── Records supplied ──
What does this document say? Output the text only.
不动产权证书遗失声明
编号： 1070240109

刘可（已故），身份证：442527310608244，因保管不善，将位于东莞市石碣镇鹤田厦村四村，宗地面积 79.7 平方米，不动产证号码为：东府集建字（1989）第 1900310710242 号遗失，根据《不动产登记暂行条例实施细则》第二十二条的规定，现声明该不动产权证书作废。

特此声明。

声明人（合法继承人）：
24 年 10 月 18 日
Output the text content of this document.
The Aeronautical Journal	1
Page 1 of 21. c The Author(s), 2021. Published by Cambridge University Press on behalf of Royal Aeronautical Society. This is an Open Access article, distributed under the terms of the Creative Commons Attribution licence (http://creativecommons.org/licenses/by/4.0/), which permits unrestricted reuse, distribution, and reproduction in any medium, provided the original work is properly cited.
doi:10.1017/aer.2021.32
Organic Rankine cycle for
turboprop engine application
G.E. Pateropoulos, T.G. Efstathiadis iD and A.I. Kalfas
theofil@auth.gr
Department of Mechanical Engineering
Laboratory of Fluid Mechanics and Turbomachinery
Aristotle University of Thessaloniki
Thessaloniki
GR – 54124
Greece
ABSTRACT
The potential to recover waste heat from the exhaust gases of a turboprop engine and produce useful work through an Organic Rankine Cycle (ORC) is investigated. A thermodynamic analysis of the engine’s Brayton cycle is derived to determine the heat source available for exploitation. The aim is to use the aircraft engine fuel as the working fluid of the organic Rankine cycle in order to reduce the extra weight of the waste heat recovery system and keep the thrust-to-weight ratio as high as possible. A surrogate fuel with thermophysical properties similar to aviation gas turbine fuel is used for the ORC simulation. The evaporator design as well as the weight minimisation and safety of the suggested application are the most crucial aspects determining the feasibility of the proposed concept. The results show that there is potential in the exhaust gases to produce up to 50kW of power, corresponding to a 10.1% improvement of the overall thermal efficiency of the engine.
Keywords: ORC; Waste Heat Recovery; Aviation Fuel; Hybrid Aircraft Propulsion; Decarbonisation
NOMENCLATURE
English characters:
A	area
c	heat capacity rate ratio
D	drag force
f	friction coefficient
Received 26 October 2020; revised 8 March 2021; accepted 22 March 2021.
───
── Records supplied ──
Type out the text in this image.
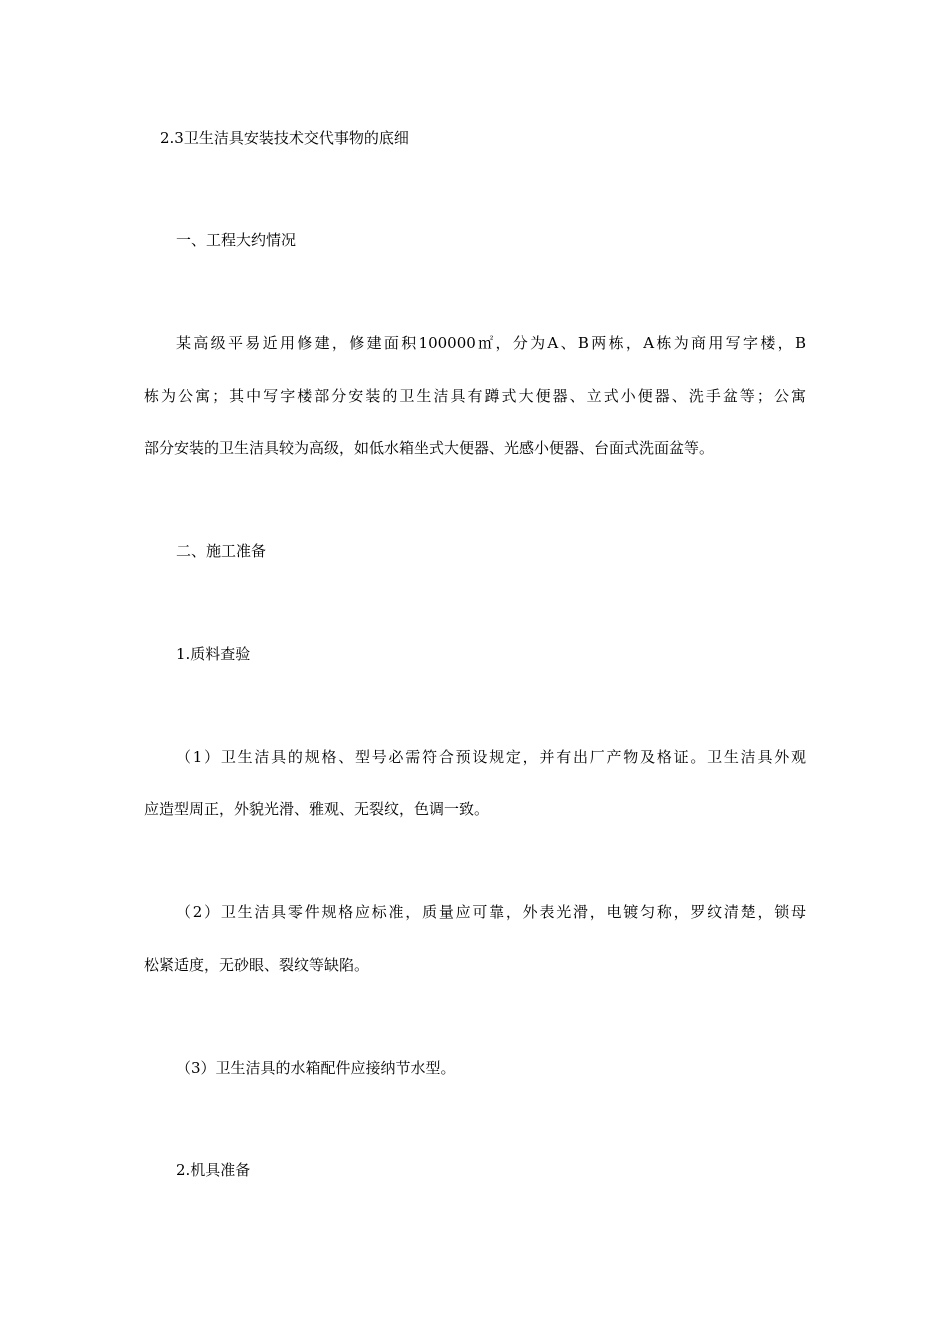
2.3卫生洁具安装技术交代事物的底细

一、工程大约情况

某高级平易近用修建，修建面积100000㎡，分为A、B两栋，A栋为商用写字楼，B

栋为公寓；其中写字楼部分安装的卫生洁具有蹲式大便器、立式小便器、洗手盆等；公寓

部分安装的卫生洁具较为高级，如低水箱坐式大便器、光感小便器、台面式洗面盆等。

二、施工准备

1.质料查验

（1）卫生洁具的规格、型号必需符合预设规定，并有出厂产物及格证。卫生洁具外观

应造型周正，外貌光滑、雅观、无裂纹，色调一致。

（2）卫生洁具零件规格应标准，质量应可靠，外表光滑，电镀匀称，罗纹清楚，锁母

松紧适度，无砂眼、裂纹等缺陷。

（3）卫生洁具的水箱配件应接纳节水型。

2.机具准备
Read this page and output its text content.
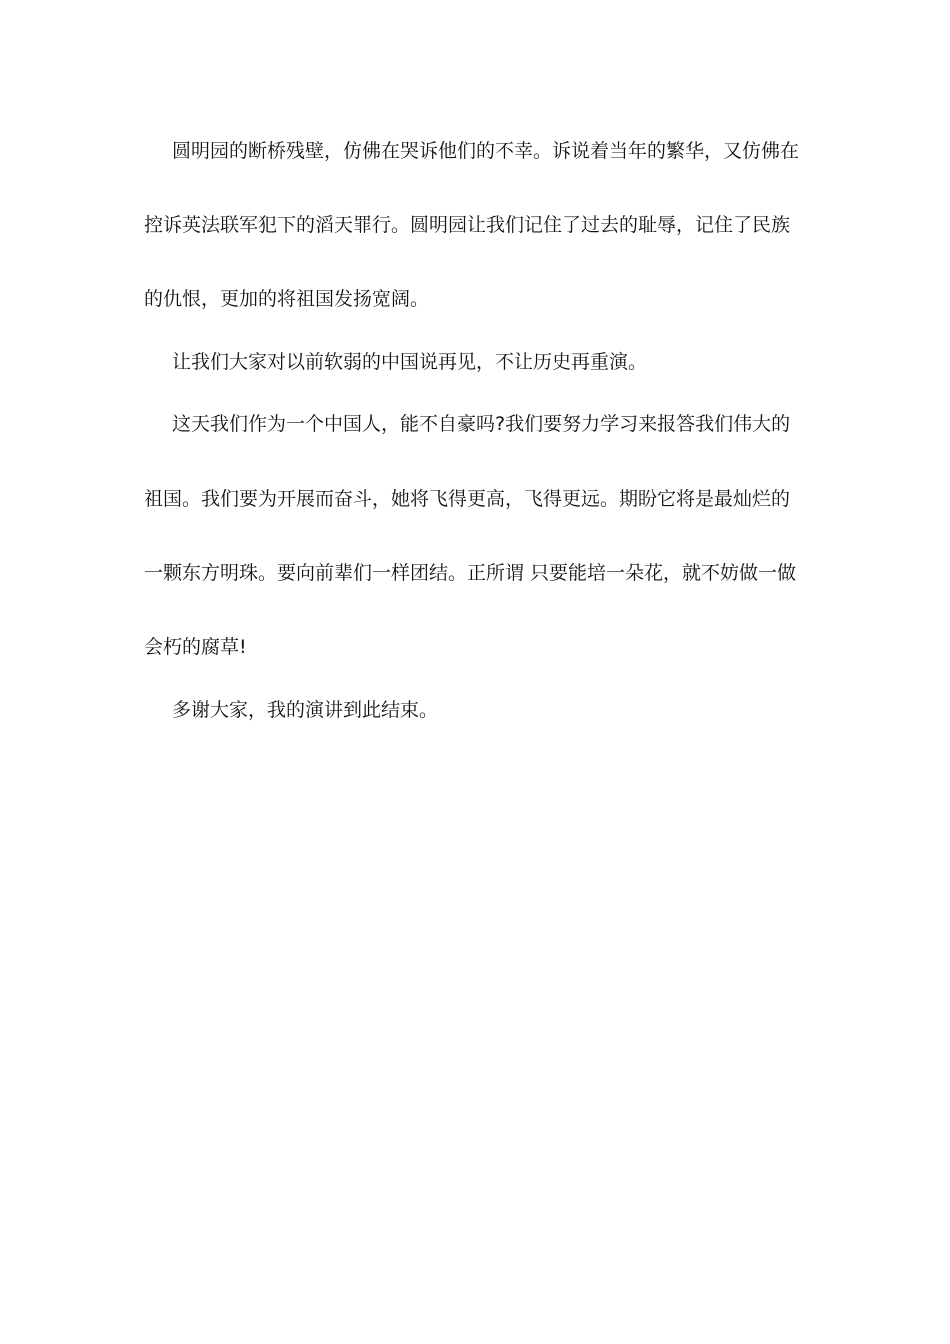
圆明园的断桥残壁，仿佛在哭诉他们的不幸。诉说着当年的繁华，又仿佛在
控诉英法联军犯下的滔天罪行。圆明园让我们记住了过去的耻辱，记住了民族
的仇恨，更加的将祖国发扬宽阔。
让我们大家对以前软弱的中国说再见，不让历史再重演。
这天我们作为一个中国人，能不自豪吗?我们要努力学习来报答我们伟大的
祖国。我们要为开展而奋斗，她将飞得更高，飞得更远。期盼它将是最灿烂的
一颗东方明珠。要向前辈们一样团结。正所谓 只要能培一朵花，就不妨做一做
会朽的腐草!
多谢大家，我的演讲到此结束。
───
── Records supplied ──
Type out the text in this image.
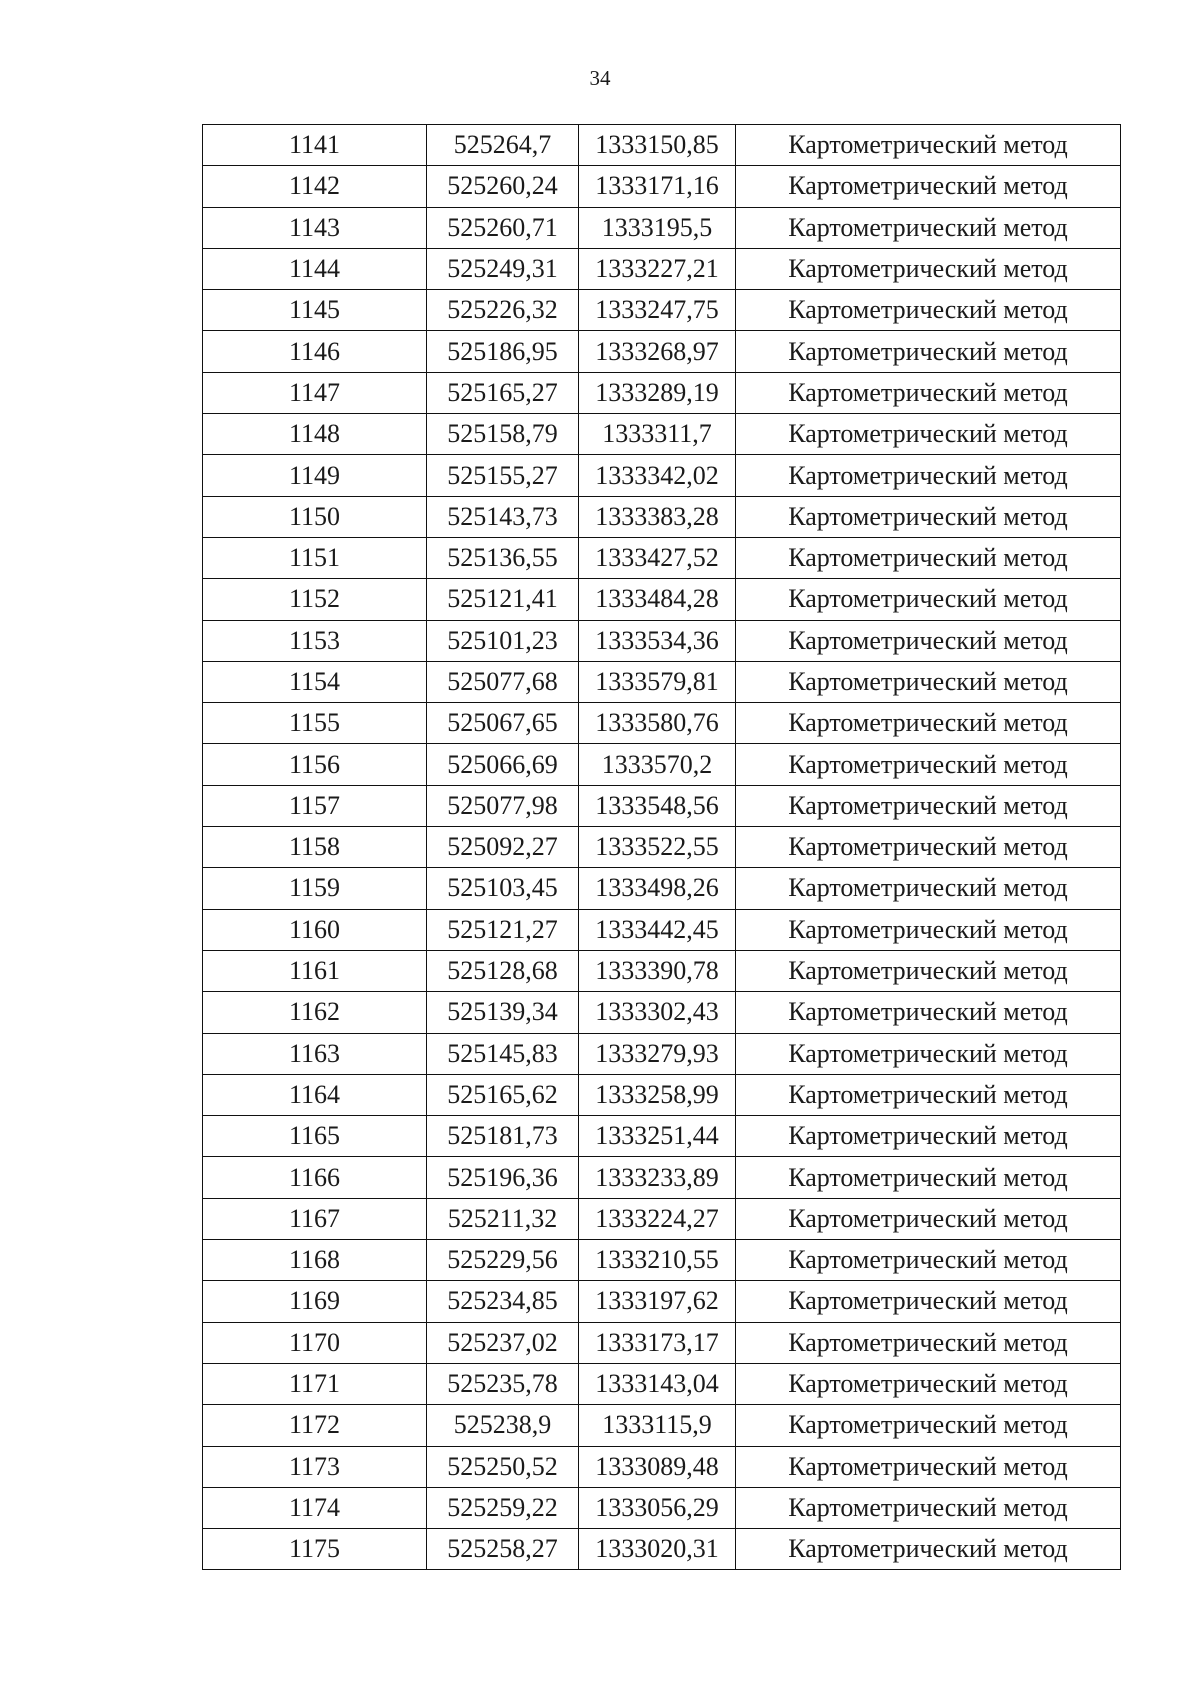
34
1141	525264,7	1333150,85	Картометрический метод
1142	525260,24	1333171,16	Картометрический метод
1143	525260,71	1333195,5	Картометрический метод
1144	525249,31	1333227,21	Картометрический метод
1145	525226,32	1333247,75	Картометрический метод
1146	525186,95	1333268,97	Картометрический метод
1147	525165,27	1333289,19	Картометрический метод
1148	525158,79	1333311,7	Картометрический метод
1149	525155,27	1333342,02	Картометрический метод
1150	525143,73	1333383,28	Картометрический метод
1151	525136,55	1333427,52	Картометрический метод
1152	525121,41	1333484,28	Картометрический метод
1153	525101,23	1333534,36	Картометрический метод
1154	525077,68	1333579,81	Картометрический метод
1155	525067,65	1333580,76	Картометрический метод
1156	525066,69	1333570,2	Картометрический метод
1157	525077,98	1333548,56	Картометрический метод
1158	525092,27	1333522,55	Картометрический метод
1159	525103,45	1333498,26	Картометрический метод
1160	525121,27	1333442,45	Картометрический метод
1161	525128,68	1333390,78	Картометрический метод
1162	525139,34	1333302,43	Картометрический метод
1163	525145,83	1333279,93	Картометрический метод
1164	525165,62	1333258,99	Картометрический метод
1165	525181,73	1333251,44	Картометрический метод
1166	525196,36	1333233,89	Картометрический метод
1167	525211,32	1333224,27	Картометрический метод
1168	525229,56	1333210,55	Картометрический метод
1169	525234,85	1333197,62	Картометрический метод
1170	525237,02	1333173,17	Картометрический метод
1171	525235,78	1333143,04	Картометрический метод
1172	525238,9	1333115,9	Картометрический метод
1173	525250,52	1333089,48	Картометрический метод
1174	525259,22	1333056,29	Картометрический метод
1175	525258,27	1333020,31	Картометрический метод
───
▸ **Work to complete**:
Which lines above contain "cycle"? Show each of them.

▸ **Written response**:
Organic Rankine cycle for
The potential to recover waste heat from the exhaust gases of a turboprop engine and produce useful work through an Organic Rankine Cycle (ORC) is investigated. A thermodynamic analysis of the engine’s Brayton cycle is derived to determine the heat source available for exploitation. The aim is to use the aircraft engine fuel as the working fluid of the organic Rankine cycle in order to reduce the extra weight of the waste heat recovery system and keep the thrust-to-weight ratio as high as possible. A surrogate fuel with thermophysical properties similar to aviation gas turbine fuel is used for the ORC simulation. The evaporator design as well as the weight minimisation and safety of the suggested application are the most crucial aspects determining the feasibility of the proposed concept. The results show that there is potential in the exhaust gases to produce up to 50kW of power, corresponding to a 10.1% improvement of the overall thermal efficiency of the engine.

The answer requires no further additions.